Task statement >>
Copy every line of the records below word for word, leaving out the pictures.

Image layout annotations
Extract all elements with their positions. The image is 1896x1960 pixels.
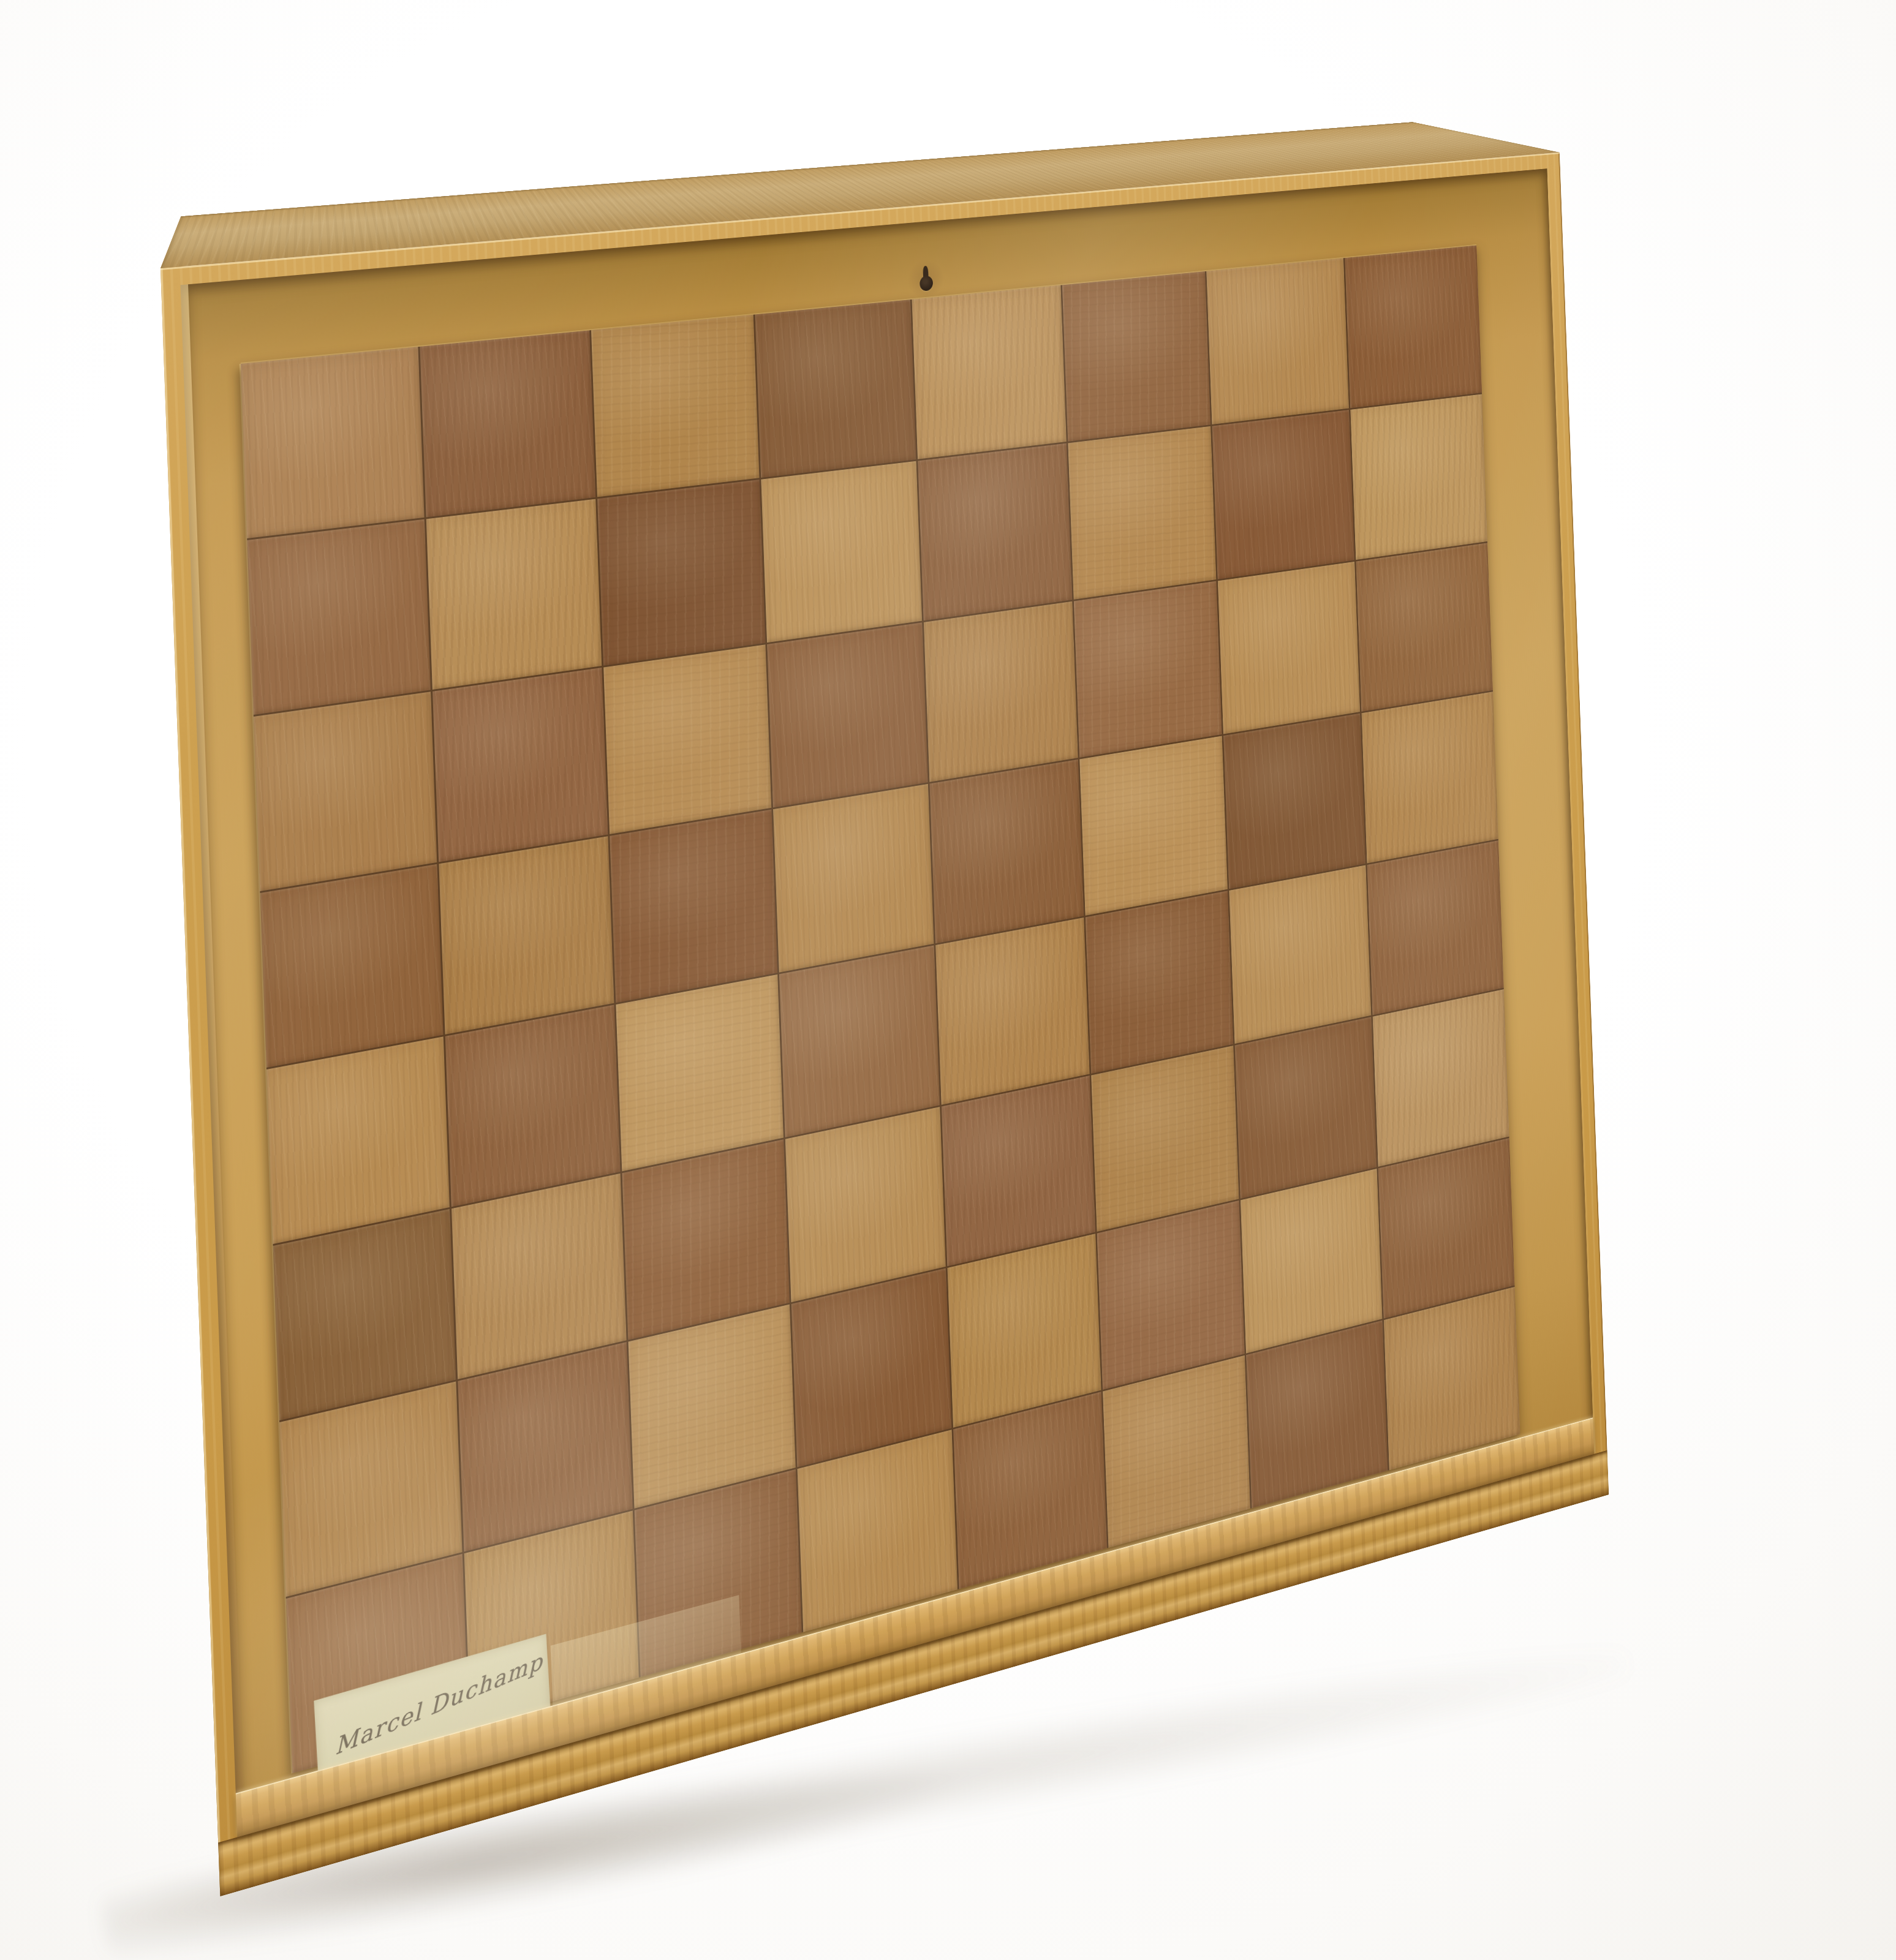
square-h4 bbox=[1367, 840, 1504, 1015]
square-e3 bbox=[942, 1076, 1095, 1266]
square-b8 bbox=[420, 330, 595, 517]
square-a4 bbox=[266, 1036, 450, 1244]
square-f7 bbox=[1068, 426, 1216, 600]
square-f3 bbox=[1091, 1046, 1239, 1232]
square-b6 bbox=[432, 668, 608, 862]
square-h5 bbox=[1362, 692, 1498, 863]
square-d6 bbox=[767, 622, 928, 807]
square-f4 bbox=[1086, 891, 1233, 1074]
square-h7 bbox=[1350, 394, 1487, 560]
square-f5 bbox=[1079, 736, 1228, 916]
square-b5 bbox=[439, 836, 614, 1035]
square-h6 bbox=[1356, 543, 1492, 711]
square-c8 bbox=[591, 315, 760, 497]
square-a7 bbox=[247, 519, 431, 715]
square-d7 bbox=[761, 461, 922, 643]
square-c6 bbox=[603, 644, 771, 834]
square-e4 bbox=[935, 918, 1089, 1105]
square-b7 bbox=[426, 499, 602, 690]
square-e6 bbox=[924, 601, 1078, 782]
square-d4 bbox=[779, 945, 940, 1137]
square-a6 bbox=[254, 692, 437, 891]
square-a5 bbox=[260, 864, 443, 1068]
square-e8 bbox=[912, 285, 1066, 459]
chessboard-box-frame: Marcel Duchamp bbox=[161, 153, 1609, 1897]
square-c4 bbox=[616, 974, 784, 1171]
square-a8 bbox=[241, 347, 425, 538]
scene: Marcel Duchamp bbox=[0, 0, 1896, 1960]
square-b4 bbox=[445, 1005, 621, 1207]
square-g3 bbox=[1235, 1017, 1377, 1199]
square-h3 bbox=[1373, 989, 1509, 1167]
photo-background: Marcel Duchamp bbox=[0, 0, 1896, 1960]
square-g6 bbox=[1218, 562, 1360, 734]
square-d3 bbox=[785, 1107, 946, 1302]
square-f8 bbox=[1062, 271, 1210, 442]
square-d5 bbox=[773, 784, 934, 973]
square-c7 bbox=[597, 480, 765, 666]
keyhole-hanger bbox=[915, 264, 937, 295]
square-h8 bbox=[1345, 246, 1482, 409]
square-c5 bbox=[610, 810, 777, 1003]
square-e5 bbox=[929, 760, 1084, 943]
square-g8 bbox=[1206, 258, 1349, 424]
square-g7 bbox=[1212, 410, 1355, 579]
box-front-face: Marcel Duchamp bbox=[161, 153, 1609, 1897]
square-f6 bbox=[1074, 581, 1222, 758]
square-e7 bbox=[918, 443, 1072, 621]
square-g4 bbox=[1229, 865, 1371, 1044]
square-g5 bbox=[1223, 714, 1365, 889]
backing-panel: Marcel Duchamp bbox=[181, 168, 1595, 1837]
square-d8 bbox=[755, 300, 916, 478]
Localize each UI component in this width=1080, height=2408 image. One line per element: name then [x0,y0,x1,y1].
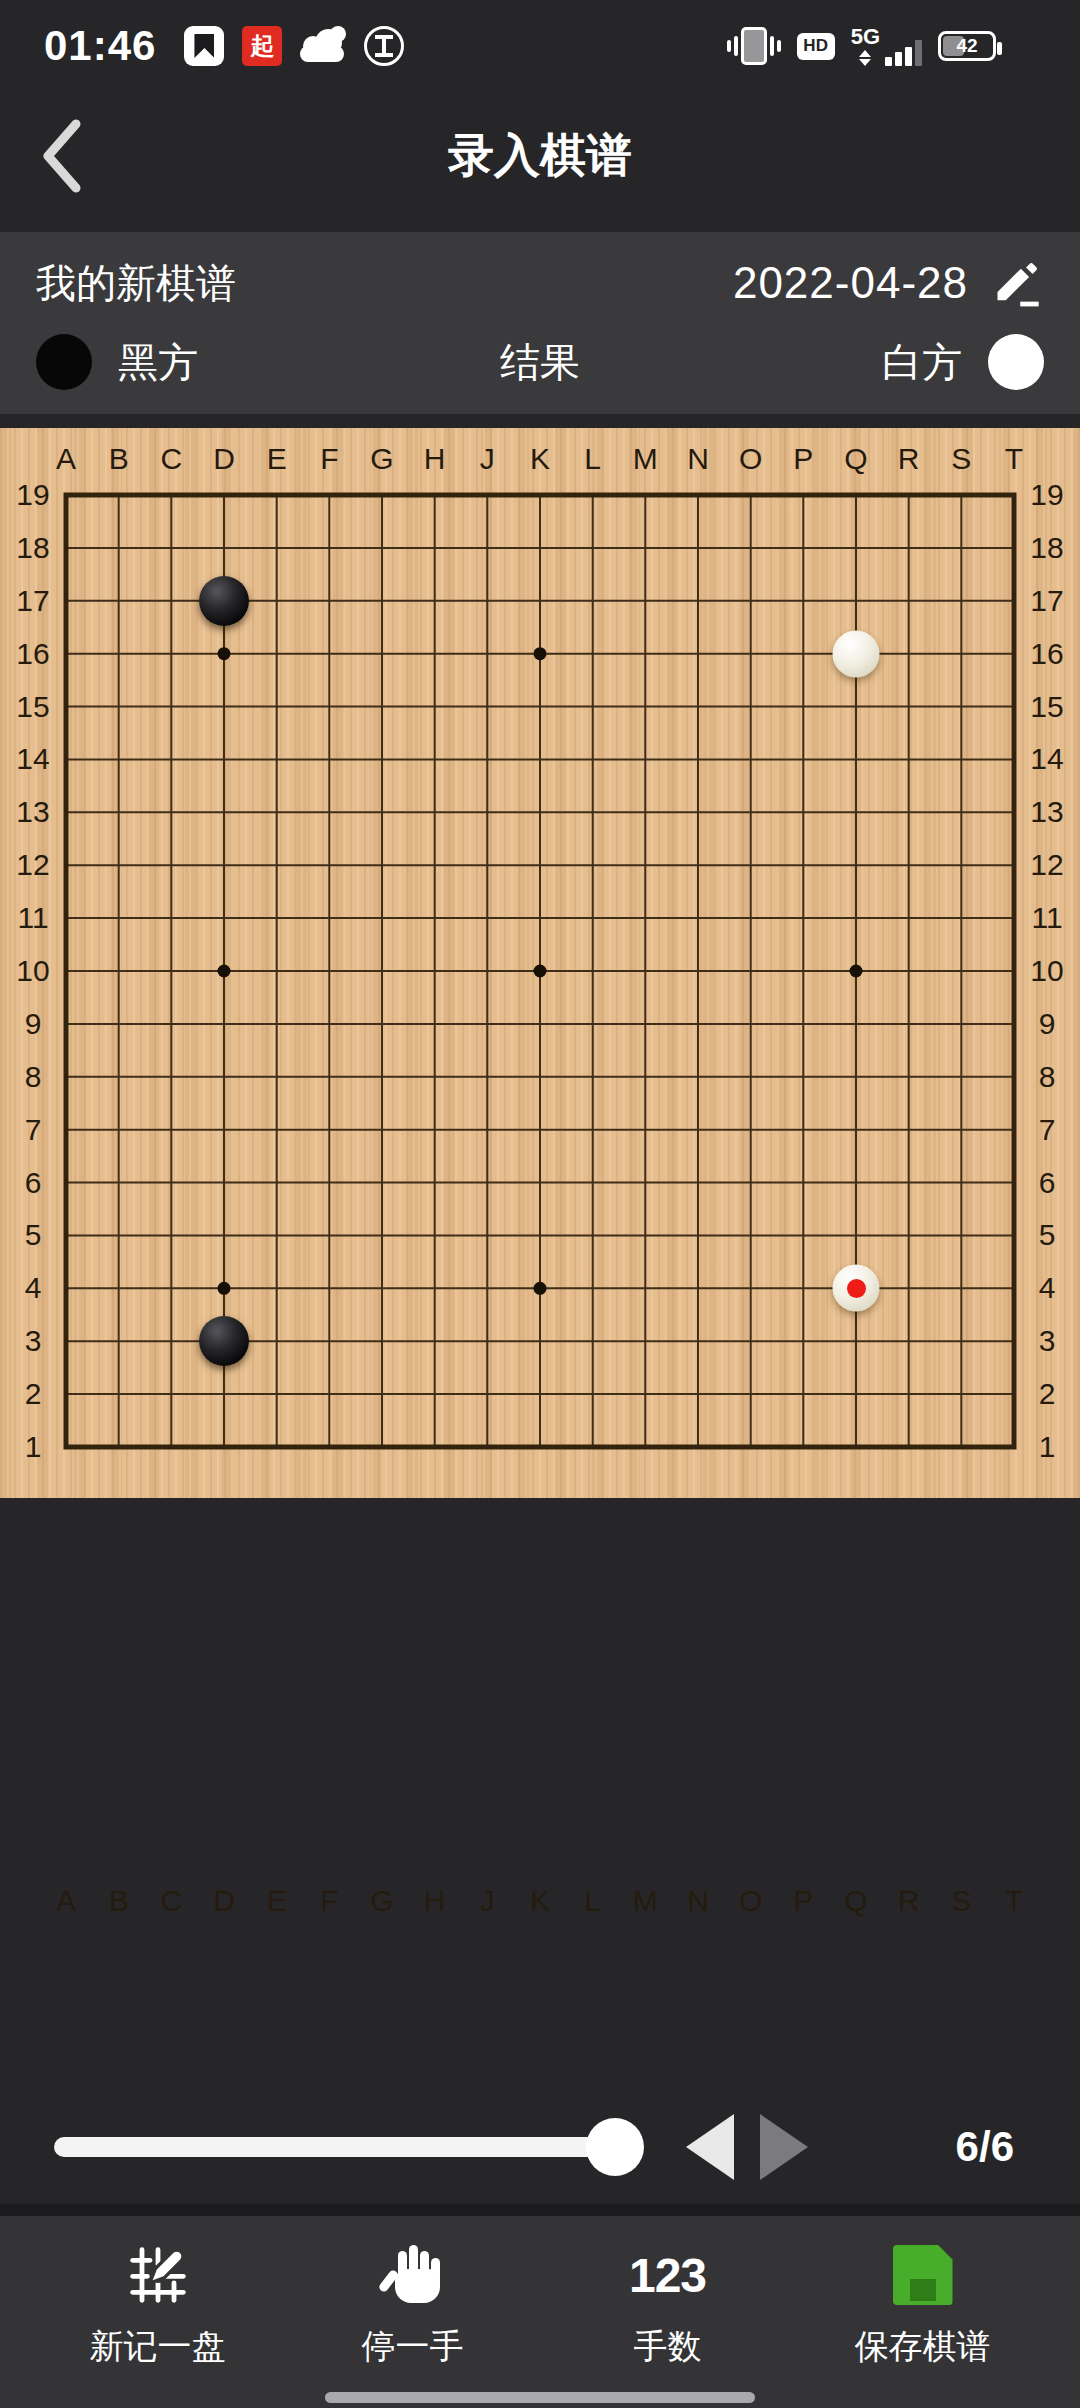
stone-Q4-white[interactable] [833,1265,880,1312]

Answer to the task >>
Extract all elements with their positions. The image is 1896x1960 pixels.
square-h4 bbox=[1367, 840, 1504, 1015]
square-e3 bbox=[942, 1076, 1095, 1266]
square-b8 bbox=[420, 330, 595, 517]
square-a4 bbox=[266, 1036, 450, 1244]
square-f7 bbox=[1068, 426, 1216, 600]
square-f3 bbox=[1091, 1046, 1239, 1232]
square-b6 bbox=[432, 668, 608, 862]
square-h5 bbox=[1362, 692, 1498, 863]
square-d6 bbox=[767, 622, 928, 807]
square-f4 bbox=[1086, 891, 1233, 1074]
square-h7 bbox=[1350, 394, 1487, 560]
square-f5 bbox=[1079, 736, 1228, 916]
square-b5 bbox=[439, 836, 614, 1035]
square-h6 bbox=[1356, 543, 1492, 711]
square-c8 bbox=[591, 315, 760, 497]
square-a7 bbox=[247, 519, 431, 715]
square-d7 bbox=[761, 461, 922, 643]
square-c6 bbox=[603, 644, 771, 834]
square-e4 bbox=[935, 918, 1089, 1105]
square-b7 bbox=[426, 499, 602, 690]
square-e6 bbox=[924, 601, 1078, 782]
square-d4 bbox=[779, 945, 940, 1137]
square-a6 bbox=[254, 692, 437, 891]
square-a5 bbox=[260, 864, 443, 1068]
square-e8 bbox=[912, 285, 1066, 459]
chessboard-box-frame: Marcel Duchamp bbox=[161, 153, 1609, 1897]
square-c4 bbox=[616, 974, 784, 1171]
square-a8 bbox=[241, 347, 425, 538]
scene: Marcel Duchamp bbox=[0, 0, 1896, 1960]
square-b4 bbox=[445, 1005, 621, 1207]
square-g3 bbox=[1235, 1017, 1377, 1199]
square-h3 bbox=[1373, 989, 1509, 1167]
photo-background: Marcel Duchamp bbox=[0, 0, 1896, 1960]
square-g6 bbox=[1218, 562, 1360, 734]
square-d3 bbox=[785, 1107, 946, 1302]
square-f8 bbox=[1062, 271, 1210, 442]
square-d5 bbox=[773, 784, 934, 973]
square-c7 bbox=[597, 480, 765, 666]
keyhole-hanger bbox=[915, 264, 937, 295]
square-h8 bbox=[1345, 246, 1482, 409]
square-c5 bbox=[610, 810, 777, 1003]
square-e5 bbox=[929, 760, 1084, 943]
square-g8 bbox=[1206, 258, 1349, 424]
square-g7 bbox=[1212, 410, 1355, 579]
box-front-face: Marcel Duchamp bbox=[161, 153, 1609, 1897]
square-f6 bbox=[1074, 581, 1222, 758]
square-e7 bbox=[918, 443, 1072, 621]
square-g4 bbox=[1229, 865, 1371, 1044]
square-g5 bbox=[1223, 714, 1365, 889]
backing-panel: Marcel Duchamp bbox=[181, 168, 1595, 1837]
square-d8 bbox=[755, 300, 916, 478]
Localize each UI component in this width=1080, height=2408 image. One line per element: name then [x0,y0,x1,y1].
stone-Q4-white[interactable] [833,1265,880,1312]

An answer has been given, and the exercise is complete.